═════ MATERIAL FOR THE TASK
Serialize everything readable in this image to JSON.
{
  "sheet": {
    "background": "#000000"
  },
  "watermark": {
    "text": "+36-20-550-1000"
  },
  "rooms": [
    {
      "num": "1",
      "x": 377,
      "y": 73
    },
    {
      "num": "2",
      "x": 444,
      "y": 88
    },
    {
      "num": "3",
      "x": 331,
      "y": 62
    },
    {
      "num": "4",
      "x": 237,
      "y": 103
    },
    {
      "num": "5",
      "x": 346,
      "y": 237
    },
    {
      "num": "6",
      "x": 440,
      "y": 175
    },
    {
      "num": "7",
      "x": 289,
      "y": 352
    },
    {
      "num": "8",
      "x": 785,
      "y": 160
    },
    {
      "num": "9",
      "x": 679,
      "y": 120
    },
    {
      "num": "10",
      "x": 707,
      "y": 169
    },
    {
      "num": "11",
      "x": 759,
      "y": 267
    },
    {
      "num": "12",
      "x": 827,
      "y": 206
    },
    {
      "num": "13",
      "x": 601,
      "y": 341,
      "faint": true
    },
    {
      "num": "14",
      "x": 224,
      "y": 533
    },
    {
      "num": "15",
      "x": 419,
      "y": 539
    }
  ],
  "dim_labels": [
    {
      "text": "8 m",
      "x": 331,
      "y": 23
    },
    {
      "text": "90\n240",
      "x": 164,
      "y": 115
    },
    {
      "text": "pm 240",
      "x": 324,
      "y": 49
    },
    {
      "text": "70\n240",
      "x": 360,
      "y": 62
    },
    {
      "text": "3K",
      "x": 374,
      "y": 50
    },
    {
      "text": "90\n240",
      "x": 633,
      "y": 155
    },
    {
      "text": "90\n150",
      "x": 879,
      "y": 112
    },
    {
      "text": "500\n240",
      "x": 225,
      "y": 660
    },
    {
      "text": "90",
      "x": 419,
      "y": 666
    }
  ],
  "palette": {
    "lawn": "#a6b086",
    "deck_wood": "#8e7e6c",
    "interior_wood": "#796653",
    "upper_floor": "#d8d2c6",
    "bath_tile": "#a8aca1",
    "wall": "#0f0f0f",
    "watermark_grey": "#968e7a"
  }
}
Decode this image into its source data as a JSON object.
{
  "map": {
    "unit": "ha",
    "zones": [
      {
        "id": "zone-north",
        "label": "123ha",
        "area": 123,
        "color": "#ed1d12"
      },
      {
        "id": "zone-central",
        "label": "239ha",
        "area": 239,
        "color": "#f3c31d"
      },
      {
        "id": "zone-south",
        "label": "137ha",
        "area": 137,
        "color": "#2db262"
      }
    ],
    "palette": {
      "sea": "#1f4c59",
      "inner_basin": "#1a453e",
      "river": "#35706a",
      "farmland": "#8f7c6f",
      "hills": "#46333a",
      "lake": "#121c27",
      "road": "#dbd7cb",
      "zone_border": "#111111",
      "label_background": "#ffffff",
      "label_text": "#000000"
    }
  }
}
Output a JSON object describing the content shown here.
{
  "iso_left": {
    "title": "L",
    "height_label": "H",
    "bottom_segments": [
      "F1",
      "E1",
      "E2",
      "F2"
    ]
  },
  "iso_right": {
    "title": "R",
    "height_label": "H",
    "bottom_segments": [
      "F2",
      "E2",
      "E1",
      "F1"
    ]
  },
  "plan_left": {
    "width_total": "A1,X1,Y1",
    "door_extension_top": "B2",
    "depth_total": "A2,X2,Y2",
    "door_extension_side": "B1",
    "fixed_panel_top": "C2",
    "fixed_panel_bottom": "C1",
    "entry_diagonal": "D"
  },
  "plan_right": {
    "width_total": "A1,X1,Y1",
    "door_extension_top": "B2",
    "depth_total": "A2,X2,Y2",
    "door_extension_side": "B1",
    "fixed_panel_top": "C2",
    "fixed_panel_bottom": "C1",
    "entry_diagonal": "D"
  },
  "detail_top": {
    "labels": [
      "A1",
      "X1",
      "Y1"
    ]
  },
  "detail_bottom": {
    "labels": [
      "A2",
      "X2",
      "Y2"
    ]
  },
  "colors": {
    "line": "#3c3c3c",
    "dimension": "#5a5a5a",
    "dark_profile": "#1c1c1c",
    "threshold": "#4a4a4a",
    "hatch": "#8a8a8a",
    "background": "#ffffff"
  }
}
══════════
TASK INSTRUCTIONS: Set down each entry again, unchanged.

SOLVED EXERCISE:
Serialize everything readable in this image to JSON.
{
  "sheet": {
    "background": "#000000"
  },
  "watermark": {
    "text": "+36-20-550-1000"
  },
  "rooms": [
    {
      "num": "1",
      "x": 377,
      "y": 73
    },
    {
      "num": "2",
      "x": 444,
      "y": 88
    },
    {
      "num": "3",
      "x": 331,
      "y": 62
    },
    {
      "num": "4",
      "x": 237,
      "y": 103
    },
    {
      "num": "5",
      "x": 346,
      "y": 237
    },
    {
      "num": "6",
      "x": 440,
      "y": 175
    },
    {
      "num": "7",
      "x": 289,
      "y": 352
    },
    {
      "num": "8",
      "x": 785,
      "y": 160
    },
    {
      "num": "9",
      "x": 679,
      "y": 120
    },
    {
      "num": "10",
      "x": 707,
      "y": 169
    },
    {
      "num": "11",
      "x": 759,
      "y": 267
    },
    {
      "num": "12",
      "x": 827,
      "y": 206
    },
    {
      "num": "13",
      "x": 601,
      "y": 341,
      "faint": true
    },
    {
      "num": "14",
      "x": 224,
      "y": 533
    },
    {
      "num": "15",
      "x": 419,
      "y": 539
    }
  ],
  "dim_labels": [
    {
      "text": "8 m",
      "x": 331,
      "y": 23
    },
    {
      "text": "90\n240",
      "x": 164,
      "y": 115
    },
    {
      "text": "pm 240",
      "x": 324,
      "y": 49
    },
    {
      "text": "70\n240",
      "x": 360,
      "y": 62
    },
    {
      "text": "3K",
      "x": 374,
      "y": 50
    },
    {
      "text": "90\n240",
      "x": 633,
      "y": 155
    },
    {
      "text": "90\n150",
      "x": 879,
      "y": 112
    },
    {
      "text": "500\n240",
      "x": 225,
      "y": 660
    },
    {
      "text": "90",
      "x": 419,
      "y": 666
    }
  ],
  "palette": {
    "lawn": "#a6b086",
    "deck_wood": "#8e7e6c",
    "interior_wood": "#796653",
    "upper_floor": "#d8d2c6",
    "bath_tile": "#a8aca1",
    "wall": "#0f0f0f",
    "watermark_grey": "#968e7a"
  }
}
Decode this image into its source data as a JSON object.
{
  "map": {
    "unit": "ha",
    "zones": [
      {
        "id": "zone-north",
        "label": "123ha",
        "area": 123,
        "color": "#ed1d12"
      },
      {
        "id": "zone-central",
        "label": "239ha",
        "area": 239,
        "color": "#f3c31d"
      },
      {
        "id": "zone-south",
        "label": "137ha",
        "area": 137,
        "color": "#2db262"
      }
    ],
    "palette": {
      "sea": "#1f4c59",
      "inner_basin": "#1a453e",
      "river": "#35706a",
      "farmland": "#8f7c6f",
      "hills": "#46333a",
      "lake": "#121c27",
      "road": "#dbd7cb",
      "zone_border": "#111111",
      "label_background": "#ffffff",
      "label_text": "#000000"
    }
  }
}
Output a JSON object describing the content shown here.
{
  "iso_left": {
    "title": "L",
    "height_label": "H",
    "bottom_segments": [
      "F1",
      "E1",
      "E2",
      "F2"
    ]
  },
  "iso_right": {
    "title": "R",
    "height_label": "H",
    "bottom_segments": [
      "F2",
      "E2",
      "E1",
      "F1"
    ]
  },
  "plan_left": {
    "width_total": "A1,X1,Y1",
    "door_extension_top": "B2",
    "depth_total": "A2,X2,Y2",
    "door_extension_side": "B1",
    "fixed_panel_top": "C2",
    "fixed_panel_bottom": "C1",
    "entry_diagonal": "D"
  },
  "plan_right": {
    "width_total": "A1,X1,Y1",
    "door_extension_top": "B2",
    "depth_total": "A2,X2,Y2",
    "door_extension_side": "B1",
    "fixed_panel_top": "C2",
    "fixed_panel_bottom": "C1",
    "entry_diagonal": "D"
  },
  "detail_top": {
    "labels": [
      "A1",
      "X1",
      "Y1"
    ]
  },
  "detail_bottom": {
    "labels": [
      "A2",
      "X2",
      "Y2"
    ]
  },
  "colors": {
    "line": "#3c3c3c",
    "dimension": "#5a5a5a",
    "dark_profile": "#1c1c1c",
    "threshold": "#4a4a4a",
    "hatch": "#8a8a8a",
    "background": "#ffffff"
  }
}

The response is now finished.